EXERCISE GOAL: Work out how many lines of the data hold the string "smoke", and reply with that number alone.

EXERCISE INPUTS:
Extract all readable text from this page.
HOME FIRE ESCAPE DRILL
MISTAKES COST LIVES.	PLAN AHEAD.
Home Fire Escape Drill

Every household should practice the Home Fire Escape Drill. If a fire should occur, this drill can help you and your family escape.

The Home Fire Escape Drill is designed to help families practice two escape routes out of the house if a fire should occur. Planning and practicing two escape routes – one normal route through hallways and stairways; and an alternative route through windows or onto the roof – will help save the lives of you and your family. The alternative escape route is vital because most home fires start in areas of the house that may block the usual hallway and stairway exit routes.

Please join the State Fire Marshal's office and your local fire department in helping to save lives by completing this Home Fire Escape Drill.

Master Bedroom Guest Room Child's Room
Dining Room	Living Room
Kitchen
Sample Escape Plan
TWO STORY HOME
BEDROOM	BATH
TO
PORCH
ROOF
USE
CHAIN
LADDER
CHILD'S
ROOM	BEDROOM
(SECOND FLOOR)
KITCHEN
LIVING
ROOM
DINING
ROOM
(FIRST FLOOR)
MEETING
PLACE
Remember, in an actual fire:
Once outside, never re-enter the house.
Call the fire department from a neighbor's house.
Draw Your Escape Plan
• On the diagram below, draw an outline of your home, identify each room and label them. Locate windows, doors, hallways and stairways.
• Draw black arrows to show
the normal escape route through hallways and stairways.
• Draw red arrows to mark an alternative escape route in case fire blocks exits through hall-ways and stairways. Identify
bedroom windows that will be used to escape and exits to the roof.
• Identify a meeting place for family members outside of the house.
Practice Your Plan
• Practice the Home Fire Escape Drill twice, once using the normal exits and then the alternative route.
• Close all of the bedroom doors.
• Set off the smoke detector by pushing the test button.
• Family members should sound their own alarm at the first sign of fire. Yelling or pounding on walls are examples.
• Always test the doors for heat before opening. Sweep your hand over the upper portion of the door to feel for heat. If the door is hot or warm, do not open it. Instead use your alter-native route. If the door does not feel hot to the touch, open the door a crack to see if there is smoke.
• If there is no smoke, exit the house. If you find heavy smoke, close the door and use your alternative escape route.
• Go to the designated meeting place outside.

SOLUTION TO THIS EXERCISE: 3